* [To be done]: From the listing below, extract every line in which the word "sangsues" appears.

[Recorded information start]

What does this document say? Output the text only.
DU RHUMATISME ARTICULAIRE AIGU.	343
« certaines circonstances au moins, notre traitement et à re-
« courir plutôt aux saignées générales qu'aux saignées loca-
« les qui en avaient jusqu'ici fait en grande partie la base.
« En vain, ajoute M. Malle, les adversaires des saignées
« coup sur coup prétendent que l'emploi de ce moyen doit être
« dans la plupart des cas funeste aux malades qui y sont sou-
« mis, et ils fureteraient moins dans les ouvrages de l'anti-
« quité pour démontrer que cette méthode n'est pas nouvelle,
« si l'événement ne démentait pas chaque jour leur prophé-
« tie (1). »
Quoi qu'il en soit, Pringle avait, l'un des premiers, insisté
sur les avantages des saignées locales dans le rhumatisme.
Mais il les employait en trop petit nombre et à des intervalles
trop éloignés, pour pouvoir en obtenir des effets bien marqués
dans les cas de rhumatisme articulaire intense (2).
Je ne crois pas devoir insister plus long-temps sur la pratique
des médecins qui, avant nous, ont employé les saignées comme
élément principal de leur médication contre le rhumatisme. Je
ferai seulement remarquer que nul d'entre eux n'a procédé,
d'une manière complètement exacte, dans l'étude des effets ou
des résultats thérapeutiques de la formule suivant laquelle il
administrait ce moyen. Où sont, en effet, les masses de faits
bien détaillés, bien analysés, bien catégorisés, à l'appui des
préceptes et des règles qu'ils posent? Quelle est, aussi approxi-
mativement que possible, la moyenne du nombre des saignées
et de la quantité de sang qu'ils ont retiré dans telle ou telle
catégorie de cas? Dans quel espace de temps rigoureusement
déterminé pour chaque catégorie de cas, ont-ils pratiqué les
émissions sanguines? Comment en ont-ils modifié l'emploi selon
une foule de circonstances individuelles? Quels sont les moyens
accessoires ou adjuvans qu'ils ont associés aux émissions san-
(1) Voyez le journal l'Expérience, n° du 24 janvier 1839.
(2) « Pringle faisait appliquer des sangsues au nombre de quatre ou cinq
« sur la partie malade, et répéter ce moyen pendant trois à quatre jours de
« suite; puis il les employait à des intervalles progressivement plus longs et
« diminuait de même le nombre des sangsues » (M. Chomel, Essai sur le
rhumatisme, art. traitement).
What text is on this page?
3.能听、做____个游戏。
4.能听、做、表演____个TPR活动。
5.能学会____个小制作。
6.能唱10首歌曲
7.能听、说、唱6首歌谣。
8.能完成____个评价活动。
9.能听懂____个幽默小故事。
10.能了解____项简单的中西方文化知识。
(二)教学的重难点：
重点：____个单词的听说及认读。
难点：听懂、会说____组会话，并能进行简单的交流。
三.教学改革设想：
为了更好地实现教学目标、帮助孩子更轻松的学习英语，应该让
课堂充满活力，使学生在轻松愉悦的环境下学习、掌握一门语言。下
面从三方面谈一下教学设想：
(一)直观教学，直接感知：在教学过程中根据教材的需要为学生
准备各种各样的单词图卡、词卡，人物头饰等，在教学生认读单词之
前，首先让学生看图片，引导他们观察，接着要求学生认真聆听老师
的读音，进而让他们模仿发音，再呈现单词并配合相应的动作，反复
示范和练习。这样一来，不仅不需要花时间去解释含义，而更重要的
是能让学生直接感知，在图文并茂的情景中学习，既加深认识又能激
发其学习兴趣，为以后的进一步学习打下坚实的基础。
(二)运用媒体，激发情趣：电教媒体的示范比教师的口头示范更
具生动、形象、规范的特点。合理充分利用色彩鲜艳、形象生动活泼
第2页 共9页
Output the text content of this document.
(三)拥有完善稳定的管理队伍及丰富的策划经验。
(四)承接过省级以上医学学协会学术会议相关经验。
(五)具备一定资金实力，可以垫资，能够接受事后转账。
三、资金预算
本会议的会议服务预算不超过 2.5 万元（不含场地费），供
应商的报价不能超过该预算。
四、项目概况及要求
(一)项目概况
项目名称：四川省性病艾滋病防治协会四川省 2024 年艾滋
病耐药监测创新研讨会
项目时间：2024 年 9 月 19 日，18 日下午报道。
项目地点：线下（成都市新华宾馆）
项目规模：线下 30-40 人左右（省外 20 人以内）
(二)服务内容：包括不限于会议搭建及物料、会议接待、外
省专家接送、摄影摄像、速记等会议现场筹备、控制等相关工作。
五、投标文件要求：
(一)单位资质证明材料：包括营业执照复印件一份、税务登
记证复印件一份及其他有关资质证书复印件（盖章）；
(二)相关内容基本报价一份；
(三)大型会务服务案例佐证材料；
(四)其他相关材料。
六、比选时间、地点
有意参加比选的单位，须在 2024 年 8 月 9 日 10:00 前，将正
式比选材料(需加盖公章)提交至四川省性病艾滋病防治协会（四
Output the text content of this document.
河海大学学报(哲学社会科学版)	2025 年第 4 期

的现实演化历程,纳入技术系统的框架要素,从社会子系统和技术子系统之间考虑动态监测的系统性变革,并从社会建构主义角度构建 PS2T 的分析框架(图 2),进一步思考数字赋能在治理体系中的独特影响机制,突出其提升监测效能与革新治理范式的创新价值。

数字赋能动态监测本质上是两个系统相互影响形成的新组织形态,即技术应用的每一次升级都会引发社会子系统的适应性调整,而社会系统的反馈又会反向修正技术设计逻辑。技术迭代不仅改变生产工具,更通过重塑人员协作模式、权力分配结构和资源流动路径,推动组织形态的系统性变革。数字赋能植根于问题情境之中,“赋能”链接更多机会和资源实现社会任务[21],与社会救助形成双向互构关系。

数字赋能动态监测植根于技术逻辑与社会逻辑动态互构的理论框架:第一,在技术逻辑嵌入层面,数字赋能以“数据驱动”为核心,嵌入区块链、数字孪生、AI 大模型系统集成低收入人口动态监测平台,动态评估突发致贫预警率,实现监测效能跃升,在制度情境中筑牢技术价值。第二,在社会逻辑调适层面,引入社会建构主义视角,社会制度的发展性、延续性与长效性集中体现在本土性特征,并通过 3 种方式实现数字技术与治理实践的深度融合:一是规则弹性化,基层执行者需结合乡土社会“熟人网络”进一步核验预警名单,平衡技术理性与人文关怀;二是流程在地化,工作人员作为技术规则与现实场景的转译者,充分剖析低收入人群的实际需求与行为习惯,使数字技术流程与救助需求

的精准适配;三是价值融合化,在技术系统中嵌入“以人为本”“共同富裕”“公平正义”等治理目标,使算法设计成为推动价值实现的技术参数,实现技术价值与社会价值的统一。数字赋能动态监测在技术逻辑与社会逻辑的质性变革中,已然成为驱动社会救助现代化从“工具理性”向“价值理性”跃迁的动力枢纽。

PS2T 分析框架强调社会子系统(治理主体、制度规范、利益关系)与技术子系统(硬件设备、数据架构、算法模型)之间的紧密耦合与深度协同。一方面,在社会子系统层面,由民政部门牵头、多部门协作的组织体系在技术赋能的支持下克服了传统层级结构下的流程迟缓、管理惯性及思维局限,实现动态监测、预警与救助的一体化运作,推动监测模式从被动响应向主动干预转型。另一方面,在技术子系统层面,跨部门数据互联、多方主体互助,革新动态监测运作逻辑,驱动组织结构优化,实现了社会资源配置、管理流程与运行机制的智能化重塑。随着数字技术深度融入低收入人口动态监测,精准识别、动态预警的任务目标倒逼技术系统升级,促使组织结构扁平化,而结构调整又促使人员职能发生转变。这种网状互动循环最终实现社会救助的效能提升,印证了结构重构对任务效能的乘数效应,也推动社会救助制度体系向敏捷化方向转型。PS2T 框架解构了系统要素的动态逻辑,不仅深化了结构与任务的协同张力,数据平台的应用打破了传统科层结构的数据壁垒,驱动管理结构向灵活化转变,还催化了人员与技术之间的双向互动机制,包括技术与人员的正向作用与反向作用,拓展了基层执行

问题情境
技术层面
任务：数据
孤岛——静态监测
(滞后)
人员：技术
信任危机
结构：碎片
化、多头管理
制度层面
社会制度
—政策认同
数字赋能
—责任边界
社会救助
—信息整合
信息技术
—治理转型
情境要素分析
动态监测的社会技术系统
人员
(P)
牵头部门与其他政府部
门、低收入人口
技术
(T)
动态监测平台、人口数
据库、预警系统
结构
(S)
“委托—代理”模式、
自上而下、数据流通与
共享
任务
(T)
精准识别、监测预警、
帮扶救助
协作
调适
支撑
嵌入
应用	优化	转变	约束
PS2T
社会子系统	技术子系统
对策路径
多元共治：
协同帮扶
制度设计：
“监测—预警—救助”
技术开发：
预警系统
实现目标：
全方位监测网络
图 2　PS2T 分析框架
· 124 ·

[Recorded information end]

* [Task answer]:
(2) « Pringle faisait appliquer des sangsues au nombre de quatre ou cinq
« diminuait de même le nombre des sangsues » (M. Chomel, Essai sur le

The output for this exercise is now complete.